◆ Written instruction ◆
Below are some records. Pull every line that contains the word "color".

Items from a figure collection
>> Start

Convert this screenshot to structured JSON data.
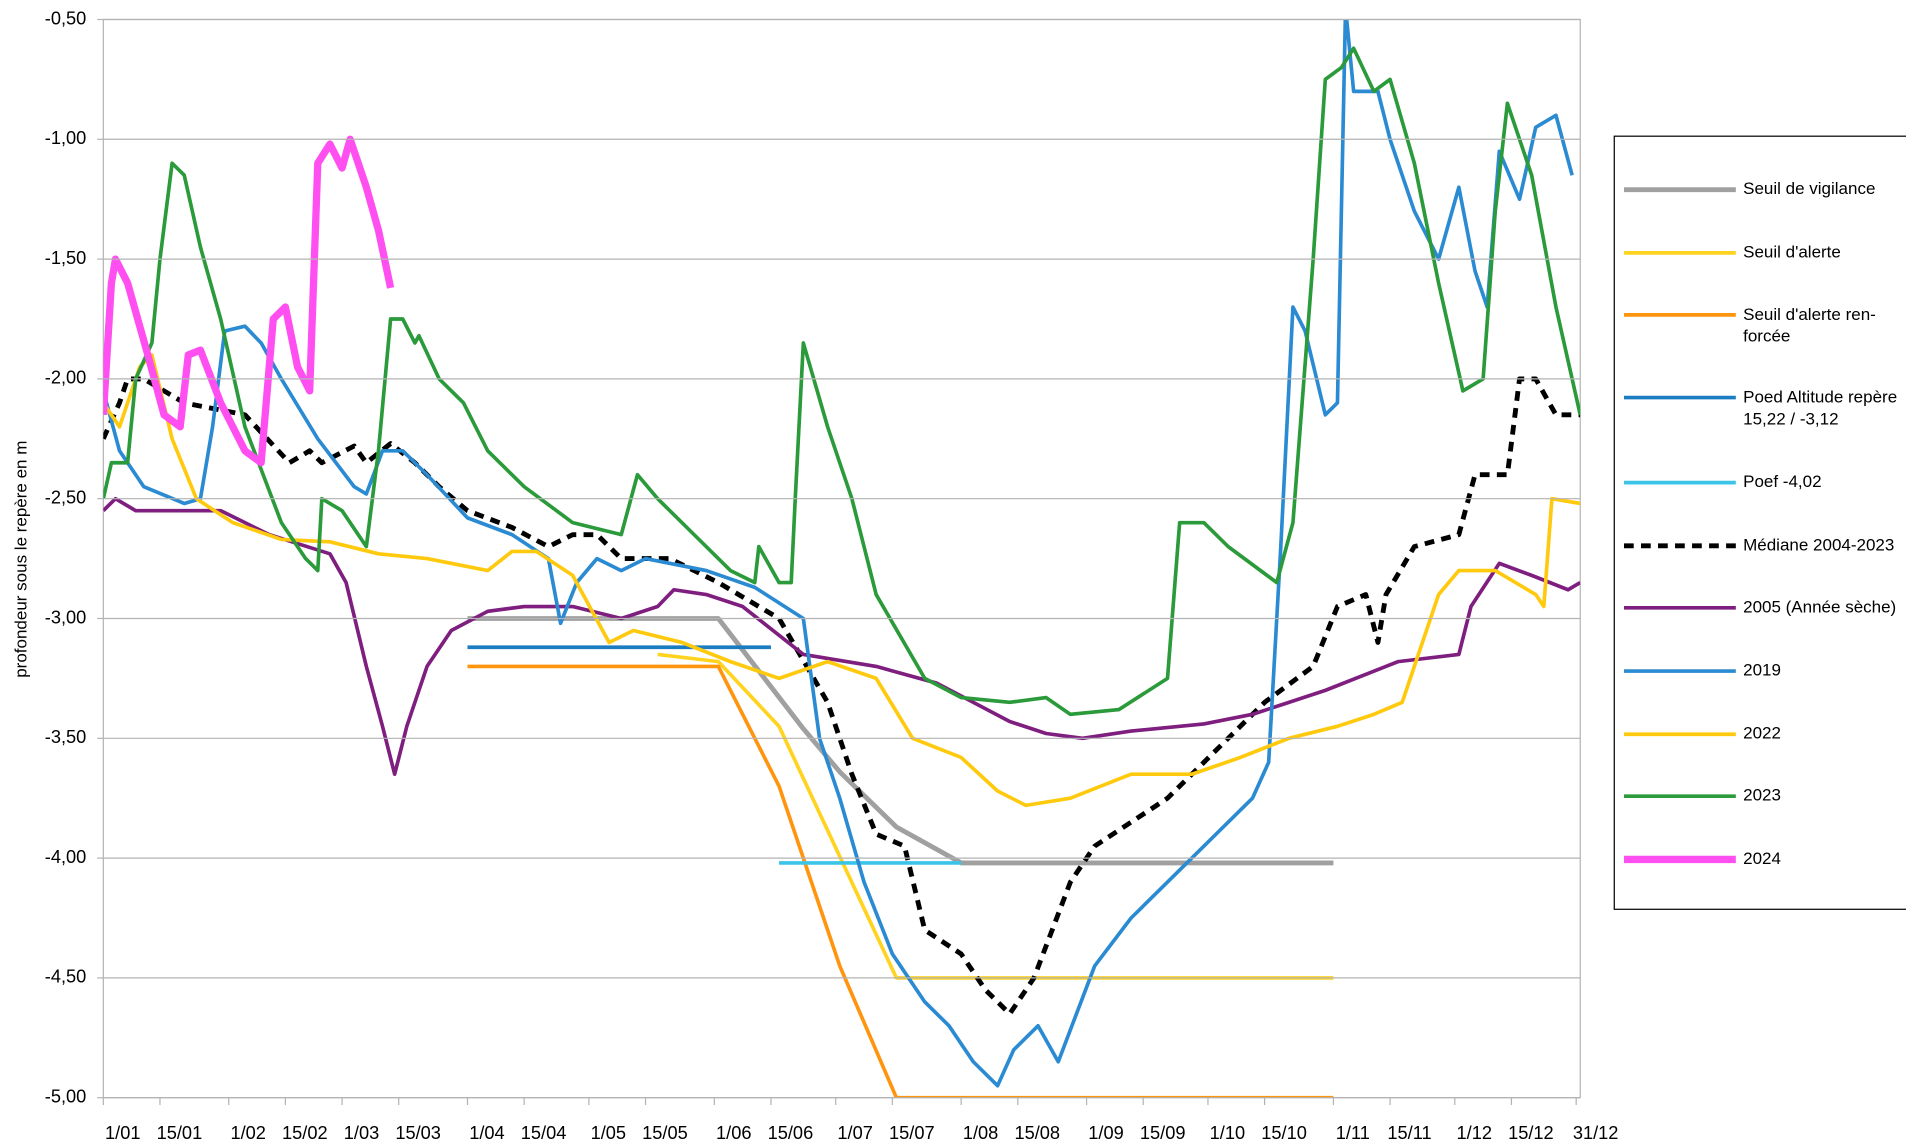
{
  "chart_data": {
    "type": "line",
    "y_label": "profondeur sous le repère en m",
    "xlim": [
      0,
      365
    ],
    "ylim": [
      -5,
      -0.5
    ],
    "grid": true,
    "legend": "right",
    "xticks": [
      {
        "value": 0,
        "label": "1/01"
      },
      {
        "value": 14,
        "label": "15/01"
      },
      {
        "value": 31,
        "label": "1/02"
      },
      {
        "value": 45,
        "label": "15/02"
      },
      {
        "value": 59,
        "label": "1/03"
      },
      {
        "value": 73,
        "label": "15/03"
      },
      {
        "value": 90,
        "label": "1/04"
      },
      {
        "value": 104,
        "label": "15/04"
      },
      {
        "value": 120,
        "label": "1/05"
      },
      {
        "value": 134,
        "label": "15/05"
      },
      {
        "value": 151,
        "label": "1/06"
      },
      {
        "value": 165,
        "label": "15/06"
      },
      {
        "value": 181,
        "label": "1/07"
      },
      {
        "value": 195,
        "label": "15/07"
      },
      {
        "value": 212,
        "label": "1/08"
      },
      {
        "value": 226,
        "label": "15/08"
      },
      {
        "value": 243,
        "label": "1/09"
      },
      {
        "value": 257,
        "label": "15/09"
      },
      {
        "value": 273,
        "label": "1/10"
      },
      {
        "value": 287,
        "label": "15/10"
      },
      {
        "value": 304,
        "label": "1/11"
      },
      {
        "value": 318,
        "label": "15/11"
      },
      {
        "value": 334,
        "label": "1/12"
      },
      {
        "value": 348,
        "label": "15/12"
      },
      {
        "value": 364,
        "label": "31/12"
      }
    ],
    "yticks": [
      {
        "value": -0.5,
        "label": "-0,50"
      },
      {
        "value": -1,
        "label": "-1,00"
      },
      {
        "value": -1.5,
        "label": "-1,50"
      },
      {
        "value": -2,
        "label": "-2,00"
      },
      {
        "value": -2.5,
        "label": "-2,50"
      },
      {
        "value": -3,
        "label": "-3,00"
      },
      {
        "value": -3.5,
        "label": "-3,50"
      },
      {
        "value": -4,
        "label": "-4,00"
      },
      {
        "value": -4.5,
        "label": "-4,50"
      },
      {
        "value": -5,
        "label": "-5,00"
      }
    ],
    "series": [
      {
        "name": "Seuil de vigilance",
        "color": "#a0a0a0",
        "line_width": 4,
        "x": [
          90,
          152,
          173,
          182,
          196,
          212,
          304
        ],
        "values": [
          -3,
          -3,
          -3.46,
          -3.64,
          -3.87,
          -4.02,
          -4.02
        ]
      },
      {
        "name": "Seuil d'alerte",
        "color": "#ffd320",
        "line_width": 3,
        "x": [
          137,
          152,
          167,
          196,
          304
        ],
        "values": [
          -3.15,
          -3.18,
          -3.45,
          -4.5,
          -4.5
        ]
      },
      {
        "name": "Seuil d'alerte ren-\nforcée",
        "color": "#ff950e",
        "line_width": 3,
        "x": [
          90,
          152,
          167,
          182,
          196,
          304
        ],
        "values": [
          -3.2,
          -3.2,
          -3.7,
          -4.45,
          -5,
          -5
        ]
      },
      {
        "name": "Poed Altitude repère\n15,22 / -3,12",
        "color": "#1c7cc2",
        "line_width": 3,
        "x": [
          90,
          165
        ],
        "values": [
          -3.12,
          -3.12
        ]
      },
      {
        "name": "Poef -4,02",
        "color": "#3cc4e8",
        "line_width": 3,
        "x": [
          167,
          212
        ],
        "values": [
          -4.02,
          -4.02
        ]
      },
      {
        "name": "Médiane 2004-2023",
        "color": "#000000",
        "line_width": 4,
        "dashed": true,
        "x": [
          0,
          4,
          6,
          10,
          20,
          35,
          46,
          51,
          54,
          62,
          65,
          71,
          77,
          83,
          90,
          101,
          110,
          116,
          122,
          128,
          140,
          152,
          167,
          179,
          185,
          191,
          198,
          203,
          212,
          218,
          224,
          230,
          239,
          245,
          254,
          263,
          275,
          287,
          299,
          305,
          312,
          315,
          317,
          324,
          335,
          339,
          347,
          350,
          354,
          359,
          365
        ],
        "values": [
          -2.25,
          -2.1,
          -2,
          -2,
          -2.1,
          -2.15,
          -2.35,
          -2.3,
          -2.35,
          -2.28,
          -2.35,
          -2.27,
          -2.35,
          -2.45,
          -2.55,
          -2.62,
          -2.7,
          -2.65,
          -2.65,
          -2.75,
          -2.75,
          -2.85,
          -3,
          -3.35,
          -3.65,
          -3.9,
          -3.95,
          -4.3,
          -4.4,
          -4.55,
          -4.65,
          -4.5,
          -4.1,
          -3.95,
          -3.85,
          -3.75,
          -3.55,
          -3.35,
          -3.2,
          -2.95,
          -2.9,
          -3.1,
          -2.9,
          -2.7,
          -2.65,
          -2.4,
          -2.4,
          -2,
          -2,
          -2.15,
          -2.15
        ]
      },
      {
        "name": "2005 (Année sèche)",
        "color": "#7e1e7e",
        "line_width": 3,
        "x": [
          0,
          3,
          8,
          20,
          29,
          35,
          41,
          56,
          60,
          65,
          69,
          72,
          75,
          80,
          86,
          95,
          104,
          116,
          128,
          137,
          141,
          149,
          158,
          173,
          191,
          206,
          224,
          233,
          242,
          254,
          272,
          284,
          293,
          302,
          314,
          320,
          335,
          338,
          345,
          353,
          362,
          365
        ],
        "values": [
          -2.55,
          -2.5,
          -2.55,
          -2.55,
          -2.55,
          -2.6,
          -2.65,
          -2.73,
          -2.85,
          -3.2,
          -3.45,
          -3.65,
          -3.45,
          -3.2,
          -3.05,
          -2.97,
          -2.95,
          -2.95,
          -3,
          -2.95,
          -2.88,
          -2.9,
          -2.95,
          -3.15,
          -3.2,
          -3.27,
          -3.43,
          -3.48,
          -3.5,
          -3.47,
          -3.44,
          -3.4,
          -3.35,
          -3.3,
          -3.22,
          -3.18,
          -3.15,
          -2.95,
          -2.77,
          -2.82,
          -2.88,
          -2.85
        ]
      },
      {
        "name": "2019",
        "color": "#2a8ad2",
        "line_width": 3,
        "x": [
          0,
          4,
          10,
          20,
          24,
          27,
          30,
          35,
          39,
          44,
          53,
          62,
          65,
          69,
          74,
          80,
          90,
          101,
          110,
          113,
          117,
          122,
          128,
          134,
          149,
          161,
          173,
          177,
          182,
          188,
          195,
          203,
          209,
          215,
          221,
          225,
          231,
          236,
          245,
          254,
          266,
          275,
          284,
          288,
          291,
          294,
          297,
          302,
          305,
          307,
          309,
          315,
          318,
          324,
          330,
          335,
          339,
          342,
          345,
          350,
          354,
          359,
          363
        ],
        "values": [
          -2.05,
          -2.3,
          -2.45,
          -2.52,
          -2.5,
          -2.2,
          -1.8,
          -1.78,
          -1.85,
          -2,
          -2.25,
          -2.45,
          -2.48,
          -2.3,
          -2.3,
          -2.4,
          -2.58,
          -2.65,
          -2.75,
          -3.02,
          -2.85,
          -2.75,
          -2.8,
          -2.75,
          -2.8,
          -2.87,
          -3,
          -3.5,
          -3.75,
          -4.1,
          -4.4,
          -4.6,
          -4.7,
          -4.85,
          -4.95,
          -4.8,
          -4.7,
          -4.85,
          -4.45,
          -4.25,
          -4.05,
          -3.9,
          -3.75,
          -3.6,
          -2.7,
          -1.7,
          -1.8,
          -2.15,
          -2.1,
          -0.45,
          -0.8,
          -0.8,
          -1,
          -1.3,
          -1.5,
          -1.2,
          -1.55,
          -1.7,
          -1.05,
          -1.25,
          -0.95,
          -0.9,
          -1.15
        ]
      },
      {
        "name": "2022",
        "color": "#ffc90e",
        "line_width": 3,
        "x": [
          0,
          4,
          9,
          12,
          17,
          23,
          32,
          44,
          56,
          68,
          80,
          95,
          101,
          107,
          116,
          125,
          131,
          143,
          155,
          167,
          179,
          191,
          200,
          212,
          221,
          228,
          239,
          254,
          269,
          281,
          293,
          305,
          314,
          321,
          326,
          330,
          335,
          344,
          354,
          356,
          358,
          365
        ],
        "values": [
          -2.1,
          -2.2,
          -1.95,
          -1.9,
          -2.25,
          -2.5,
          -2.6,
          -2.67,
          -2.68,
          -2.73,
          -2.75,
          -2.8,
          -2.72,
          -2.72,
          -2.82,
          -3.1,
          -3.05,
          -3.1,
          -3.18,
          -3.25,
          -3.18,
          -3.25,
          -3.5,
          -3.58,
          -3.72,
          -3.78,
          -3.75,
          -3.65,
          -3.65,
          -3.58,
          -3.5,
          -3.45,
          -3.4,
          -3.35,
          -3.1,
          -2.9,
          -2.8,
          -2.8,
          -2.9,
          -2.95,
          -2.5,
          -2.52
        ]
      },
      {
        "name": "2023",
        "color": "#2a9a3a",
        "line_width": 3,
        "x": [
          0,
          2,
          6,
          8,
          12,
          14,
          17,
          20,
          24,
          29,
          35,
          44,
          50,
          53,
          54,
          59,
          65,
          68,
          71,
          74,
          77,
          78,
          83,
          89,
          95,
          104,
          116,
          128,
          132,
          137,
          146,
          155,
          161,
          162,
          167,
          170,
          171,
          173,
          179,
          185,
          191,
          203,
          212,
          224,
          233,
          239,
          251,
          263,
          266,
          272,
          278,
          290,
          294,
          299,
          302,
          306,
          309,
          314,
          318,
          324,
          330,
          336,
          341,
          344,
          347,
          353,
          359,
          365
        ],
        "values": [
          -2.5,
          -2.35,
          -2.35,
          -2,
          -1.85,
          -1.5,
          -1.1,
          -1.15,
          -1.45,
          -1.75,
          -2.2,
          -2.6,
          -2.75,
          -2.8,
          -2.5,
          -2.55,
          -2.7,
          -2.3,
          -1.75,
          -1.75,
          -1.85,
          -1.82,
          -2,
          -2.1,
          -2.3,
          -2.45,
          -2.6,
          -2.65,
          -2.4,
          -2.5,
          -2.65,
          -2.8,
          -2.85,
          -2.7,
          -2.85,
          -2.85,
          -2.5,
          -1.85,
          -2.2,
          -2.5,
          -2.9,
          -3.25,
          -3.33,
          -3.35,
          -3.33,
          -3.4,
          -3.38,
          -3.25,
          -2.6,
          -2.6,
          -2.7,
          -2.85,
          -2.6,
          -1.5,
          -0.75,
          -0.7,
          -0.62,
          -0.8,
          -0.75,
          -1.1,
          -1.6,
          -2.05,
          -2,
          -1.3,
          -0.85,
          -1.15,
          -1.7,
          -2.15
        ]
      },
      {
        "name": "2024",
        "color": "#ff4ff0",
        "line_width": 6,
        "x": [
          0,
          2,
          3,
          6,
          11,
          15,
          19,
          21,
          24,
          29,
          35,
          39,
          42,
          45,
          48,
          51,
          53,
          56,
          59,
          61,
          65,
          68,
          71
        ],
        "values": [
          -2.15,
          -1.6,
          -1.5,
          -1.6,
          -1.9,
          -2.15,
          -2.2,
          -1.9,
          -1.88,
          -2.1,
          -2.3,
          -2.35,
          -1.75,
          -1.7,
          -1.95,
          -2.05,
          -1.1,
          -1.02,
          -1.12,
          -1,
          -1.2,
          -1.38,
          -1.62
        ]
      }
    ]
  }
}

>> End

◆ Written solution ◆
        "color": "#a0a0a0",
        "color": "#ffd320",
        "color": "#ff950e",
        "color": "#1c7cc2",
        "color": "#3cc4e8",
        "color": "#000000",
        "color": "#7e1e7e",
        "color": "#2a8ad2",
        "color": "#ffc90e",
        "color": "#2a9a3a",
        "color": "#ff4ff0",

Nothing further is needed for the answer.